-- Start Records for the task --

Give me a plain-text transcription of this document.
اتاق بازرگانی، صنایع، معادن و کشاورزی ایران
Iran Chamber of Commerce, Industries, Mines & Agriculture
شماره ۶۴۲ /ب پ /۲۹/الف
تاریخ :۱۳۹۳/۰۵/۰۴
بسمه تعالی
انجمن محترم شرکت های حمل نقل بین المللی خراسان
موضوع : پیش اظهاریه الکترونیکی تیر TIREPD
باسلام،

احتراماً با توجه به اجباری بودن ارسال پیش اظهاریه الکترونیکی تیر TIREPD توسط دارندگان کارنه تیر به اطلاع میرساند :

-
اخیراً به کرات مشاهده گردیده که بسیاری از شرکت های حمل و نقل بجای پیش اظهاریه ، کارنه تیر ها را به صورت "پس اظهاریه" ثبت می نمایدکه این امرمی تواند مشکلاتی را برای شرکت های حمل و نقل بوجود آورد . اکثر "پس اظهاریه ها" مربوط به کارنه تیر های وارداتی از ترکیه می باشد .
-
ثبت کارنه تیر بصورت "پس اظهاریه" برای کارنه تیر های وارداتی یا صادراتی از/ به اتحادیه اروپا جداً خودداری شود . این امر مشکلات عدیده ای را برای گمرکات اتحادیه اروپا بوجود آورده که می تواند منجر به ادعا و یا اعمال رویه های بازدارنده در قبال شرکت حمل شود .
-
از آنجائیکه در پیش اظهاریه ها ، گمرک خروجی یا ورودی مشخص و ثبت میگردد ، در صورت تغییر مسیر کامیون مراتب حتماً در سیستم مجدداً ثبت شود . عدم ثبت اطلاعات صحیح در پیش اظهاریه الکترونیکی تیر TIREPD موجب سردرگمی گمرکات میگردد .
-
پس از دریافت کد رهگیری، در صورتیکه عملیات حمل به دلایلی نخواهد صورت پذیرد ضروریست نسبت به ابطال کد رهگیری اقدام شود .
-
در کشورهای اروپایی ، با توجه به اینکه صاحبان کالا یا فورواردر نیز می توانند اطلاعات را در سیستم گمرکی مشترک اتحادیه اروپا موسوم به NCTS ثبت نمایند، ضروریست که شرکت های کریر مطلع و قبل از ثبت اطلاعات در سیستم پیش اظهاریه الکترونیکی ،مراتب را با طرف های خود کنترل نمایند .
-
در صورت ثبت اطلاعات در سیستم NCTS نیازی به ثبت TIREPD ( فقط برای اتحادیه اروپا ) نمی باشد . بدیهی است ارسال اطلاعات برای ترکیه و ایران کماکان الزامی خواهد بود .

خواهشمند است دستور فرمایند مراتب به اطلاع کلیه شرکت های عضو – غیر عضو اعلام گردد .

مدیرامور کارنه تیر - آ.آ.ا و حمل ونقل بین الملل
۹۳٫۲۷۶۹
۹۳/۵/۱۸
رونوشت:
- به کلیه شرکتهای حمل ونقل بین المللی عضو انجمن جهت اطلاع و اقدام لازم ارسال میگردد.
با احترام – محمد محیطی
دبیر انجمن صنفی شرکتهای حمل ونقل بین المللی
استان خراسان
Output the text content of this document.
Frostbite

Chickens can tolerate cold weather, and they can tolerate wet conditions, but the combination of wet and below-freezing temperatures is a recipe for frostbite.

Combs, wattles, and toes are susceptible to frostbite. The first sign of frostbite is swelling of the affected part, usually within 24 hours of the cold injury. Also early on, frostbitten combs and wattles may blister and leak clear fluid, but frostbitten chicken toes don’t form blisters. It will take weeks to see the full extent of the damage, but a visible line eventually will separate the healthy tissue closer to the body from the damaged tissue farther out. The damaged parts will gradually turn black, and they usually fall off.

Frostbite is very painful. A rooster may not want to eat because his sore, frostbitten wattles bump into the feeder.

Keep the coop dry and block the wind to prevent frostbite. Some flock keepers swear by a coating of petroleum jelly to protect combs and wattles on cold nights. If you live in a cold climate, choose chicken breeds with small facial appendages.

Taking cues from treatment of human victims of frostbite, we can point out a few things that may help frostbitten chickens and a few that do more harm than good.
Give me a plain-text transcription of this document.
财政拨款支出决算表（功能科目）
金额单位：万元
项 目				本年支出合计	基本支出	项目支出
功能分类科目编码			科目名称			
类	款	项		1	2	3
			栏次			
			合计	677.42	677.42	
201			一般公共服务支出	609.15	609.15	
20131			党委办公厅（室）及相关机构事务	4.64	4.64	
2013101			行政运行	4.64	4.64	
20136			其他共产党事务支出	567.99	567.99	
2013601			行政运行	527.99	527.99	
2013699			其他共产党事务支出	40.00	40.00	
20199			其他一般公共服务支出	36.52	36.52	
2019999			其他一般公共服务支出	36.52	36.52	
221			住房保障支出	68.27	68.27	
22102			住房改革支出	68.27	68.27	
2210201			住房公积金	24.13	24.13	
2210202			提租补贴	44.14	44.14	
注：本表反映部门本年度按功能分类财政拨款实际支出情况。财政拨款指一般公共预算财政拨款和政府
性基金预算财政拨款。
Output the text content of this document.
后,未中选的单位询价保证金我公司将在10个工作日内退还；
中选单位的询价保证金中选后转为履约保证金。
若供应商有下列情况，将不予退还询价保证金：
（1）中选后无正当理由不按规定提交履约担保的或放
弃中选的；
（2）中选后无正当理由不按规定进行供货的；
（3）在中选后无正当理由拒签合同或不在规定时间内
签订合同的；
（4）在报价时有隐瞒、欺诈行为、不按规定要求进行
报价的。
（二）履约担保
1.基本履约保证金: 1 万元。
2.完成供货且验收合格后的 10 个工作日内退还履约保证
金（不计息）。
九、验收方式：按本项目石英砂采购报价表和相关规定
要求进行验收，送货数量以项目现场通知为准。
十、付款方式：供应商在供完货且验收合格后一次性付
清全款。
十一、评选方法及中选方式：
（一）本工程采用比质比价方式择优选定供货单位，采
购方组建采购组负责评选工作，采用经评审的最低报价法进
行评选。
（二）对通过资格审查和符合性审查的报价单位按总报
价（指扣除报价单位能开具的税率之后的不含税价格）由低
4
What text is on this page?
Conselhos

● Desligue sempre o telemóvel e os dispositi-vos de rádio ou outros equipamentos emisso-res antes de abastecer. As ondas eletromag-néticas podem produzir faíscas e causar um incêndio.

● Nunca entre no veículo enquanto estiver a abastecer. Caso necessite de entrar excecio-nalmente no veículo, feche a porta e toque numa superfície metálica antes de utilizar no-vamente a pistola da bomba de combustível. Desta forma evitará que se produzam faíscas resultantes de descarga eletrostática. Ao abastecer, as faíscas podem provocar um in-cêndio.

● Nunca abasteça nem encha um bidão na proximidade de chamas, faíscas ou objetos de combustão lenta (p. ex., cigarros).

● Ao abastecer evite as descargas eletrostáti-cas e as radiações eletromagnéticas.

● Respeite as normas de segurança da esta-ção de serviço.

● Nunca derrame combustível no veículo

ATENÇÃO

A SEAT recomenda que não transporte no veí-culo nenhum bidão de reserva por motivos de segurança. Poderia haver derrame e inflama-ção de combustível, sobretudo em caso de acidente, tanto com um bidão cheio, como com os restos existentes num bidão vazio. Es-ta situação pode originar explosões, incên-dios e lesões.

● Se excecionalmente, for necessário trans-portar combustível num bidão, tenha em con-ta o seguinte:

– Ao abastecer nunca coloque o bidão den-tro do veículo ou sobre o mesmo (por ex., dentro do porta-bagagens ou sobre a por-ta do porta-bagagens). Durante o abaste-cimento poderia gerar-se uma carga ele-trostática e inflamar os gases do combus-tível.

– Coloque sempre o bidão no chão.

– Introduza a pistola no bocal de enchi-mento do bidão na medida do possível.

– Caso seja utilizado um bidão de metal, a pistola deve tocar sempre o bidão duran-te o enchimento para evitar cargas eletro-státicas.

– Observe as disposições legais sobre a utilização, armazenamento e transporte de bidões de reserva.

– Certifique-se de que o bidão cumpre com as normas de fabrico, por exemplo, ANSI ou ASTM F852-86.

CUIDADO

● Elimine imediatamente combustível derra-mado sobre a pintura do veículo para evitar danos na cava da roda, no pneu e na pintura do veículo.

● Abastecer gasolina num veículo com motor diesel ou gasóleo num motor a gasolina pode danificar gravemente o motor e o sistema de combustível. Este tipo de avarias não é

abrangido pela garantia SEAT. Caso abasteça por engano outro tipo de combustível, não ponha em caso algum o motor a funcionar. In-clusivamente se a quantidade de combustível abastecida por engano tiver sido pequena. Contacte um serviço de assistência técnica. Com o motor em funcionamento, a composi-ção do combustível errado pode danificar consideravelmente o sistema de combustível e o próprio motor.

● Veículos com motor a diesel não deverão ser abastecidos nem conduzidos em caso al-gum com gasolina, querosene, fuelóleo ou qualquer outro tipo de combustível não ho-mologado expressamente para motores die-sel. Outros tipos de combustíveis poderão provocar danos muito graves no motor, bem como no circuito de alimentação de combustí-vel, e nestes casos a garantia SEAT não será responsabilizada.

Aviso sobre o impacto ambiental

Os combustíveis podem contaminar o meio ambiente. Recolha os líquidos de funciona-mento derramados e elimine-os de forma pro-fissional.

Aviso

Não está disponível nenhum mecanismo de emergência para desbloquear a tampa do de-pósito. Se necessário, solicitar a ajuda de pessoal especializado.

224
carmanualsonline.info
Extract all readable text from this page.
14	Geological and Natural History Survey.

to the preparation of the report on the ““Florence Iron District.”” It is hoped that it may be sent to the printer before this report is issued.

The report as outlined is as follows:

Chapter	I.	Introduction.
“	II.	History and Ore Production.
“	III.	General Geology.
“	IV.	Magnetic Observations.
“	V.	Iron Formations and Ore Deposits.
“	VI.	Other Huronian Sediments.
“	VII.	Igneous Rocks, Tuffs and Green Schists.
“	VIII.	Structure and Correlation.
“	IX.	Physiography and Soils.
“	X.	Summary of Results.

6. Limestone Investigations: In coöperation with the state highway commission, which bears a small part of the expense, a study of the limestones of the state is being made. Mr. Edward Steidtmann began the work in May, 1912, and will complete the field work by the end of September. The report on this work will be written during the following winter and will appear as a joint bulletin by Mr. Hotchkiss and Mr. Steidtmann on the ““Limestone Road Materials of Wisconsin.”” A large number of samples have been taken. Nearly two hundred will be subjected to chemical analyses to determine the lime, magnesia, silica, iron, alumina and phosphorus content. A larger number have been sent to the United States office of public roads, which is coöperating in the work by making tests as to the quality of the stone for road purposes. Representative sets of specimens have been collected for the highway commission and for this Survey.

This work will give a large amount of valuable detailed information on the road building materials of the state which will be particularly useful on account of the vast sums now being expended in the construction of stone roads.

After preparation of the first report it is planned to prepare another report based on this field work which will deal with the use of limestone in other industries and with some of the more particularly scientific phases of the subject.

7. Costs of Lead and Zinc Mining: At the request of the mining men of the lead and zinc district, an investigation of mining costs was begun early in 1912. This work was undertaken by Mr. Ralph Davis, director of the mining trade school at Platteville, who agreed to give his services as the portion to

-- End Records for the task --

- What the task asks: From the entries, copy out each line containing the word "they".

- Result of the exercise:
Chickens can tolerate cold weather, and they can tolerate wet conditions, but the combination of wet and below-freezing temperatures is a recipe for frostbite.
Combs, wattles, and toes are susceptible to frostbite. The first sign of frostbite is swelling of the affected part, usually within 24 hours of the cold injury. Also early on, frostbitten combs and wattles may blister and leak clear fluid, but frostbitten chicken toes don’t form blisters. It will take weeks to see the full extent of the damage, but a visible line eventually will separate the healthy tissue closer to the body from the damaged tissue farther out. The damaged parts will gradually turn black, and they usually fall off.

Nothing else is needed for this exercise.